*Given request*:
Each entry below is to be written out exactly, and the pictures are to be left out.

*Extracted records*:
** start **

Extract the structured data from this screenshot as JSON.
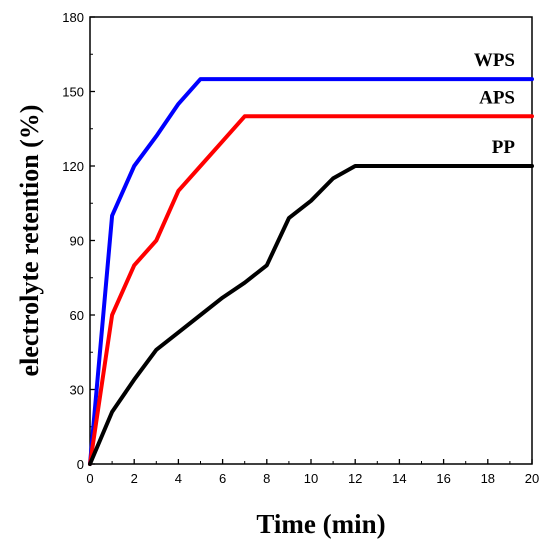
{
  "chart_data": {
    "type": "line",
    "xlabel": "Time (min)",
    "ylabel": "electrolyte retention (%)",
    "xlim": [
      0,
      20
    ],
    "ylim": [
      0,
      180
    ],
    "xticks": [
      0,
      2,
      4,
      6,
      8,
      10,
      12,
      14,
      16,
      18,
      20
    ],
    "yticks": [
      0,
      30,
      60,
      90,
      120,
      150,
      180
    ],
    "grid": false,
    "legend": "inline-right",
    "series": [
      {
        "name": "WPS",
        "color": "#0000ff",
        "x": [
          0,
          1,
          2,
          3,
          4,
          5,
          6,
          8,
          10,
          12,
          14,
          16,
          18,
          20
        ],
        "y": [
          0,
          100,
          120,
          132,
          145,
          155,
          155,
          155,
          155,
          155,
          155,
          155,
          155,
          155
        ]
      },
      {
        "name": "APS",
        "color": "#ff0000",
        "x": [
          0,
          1,
          2,
          3,
          4,
          5,
          6,
          7,
          8,
          10,
          12,
          14,
          16,
          18,
          20
        ],
        "y": [
          0,
          60,
          80,
          90,
          110,
          120,
          130,
          140,
          140,
          140,
          140,
          140,
          140,
          140,
          140
        ]
      },
      {
        "name": "PP",
        "color": "#000000",
        "x": [
          0,
          1,
          2,
          3,
          4,
          5,
          6,
          7,
          8,
          9,
          10,
          11,
          12,
          14,
          16,
          18,
          20
        ],
        "y": [
          0,
          21,
          34,
          46,
          53,
          60,
          67,
          73,
          80,
          99,
          106,
          115,
          120,
          120,
          120,
          120,
          120
        ]
      }
    ]
  }
}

** end **

*Final answer*:
Extract the structured data from this screenshot as JSON.
{
  "chart_data": {
    "type": "line",
    "xlabel": "Time (min)",
    "ylabel": "electrolyte retention (%)",
    "xlim": [
      0,
      20
    ],
    "ylim": [
      0,
      180
    ],
    "xticks": [
      0,
      2,
      4,
      6,
      8,
      10,
      12,
      14,
      16,
      18,
      20
    ],
    "yticks": [
      0,
      30,
      60,
      90,
      120,
      150,
      180
    ],
    "grid": false,
    "legend": "inline-right",
    "series": [
      {
        "name": "WPS",
        "color": "#0000ff",
        "x": [
          0,
          1,
          2,
          3,
          4,
          5,
          6,
          8,
          10,
          12,
          14,
          16,
          18,
          20
        ],
        "y": [
          0,
          100,
          120,
          132,
          145,
          155,
          155,
          155,
          155,
          155,
          155,
          155,
          155,
          155
        ]
      },
      {
        "name": "APS",
        "color": "#ff0000",
        "x": [
          0,
          1,
          2,
          3,
          4,
          5,
          6,
          7,
          8,
          10,
          12,
          14,
          16,
          18,
          20
        ],
        "y": [
          0,
          60,
          80,
          90,
          110,
          120,
          130,
          140,
          140,
          140,
          140,
          140,
          140,
          140,
          140
        ]
      },
      {
        "name": "PP",
        "color": "#000000",
        "x": [
          0,
          1,
          2,
          3,
          4,
          5,
          6,
          7,
          8,
          9,
          10,
          11,
          12,
          14,
          16,
          18,
          20
        ],
        "y": [
          0,
          21,
          34,
          46,
          53,
          60,
          67,
          73,
          80,
          99,
          106,
          115,
          120,
          120,
          120,
          120,
          120
        ]
      }
    ]
  }
}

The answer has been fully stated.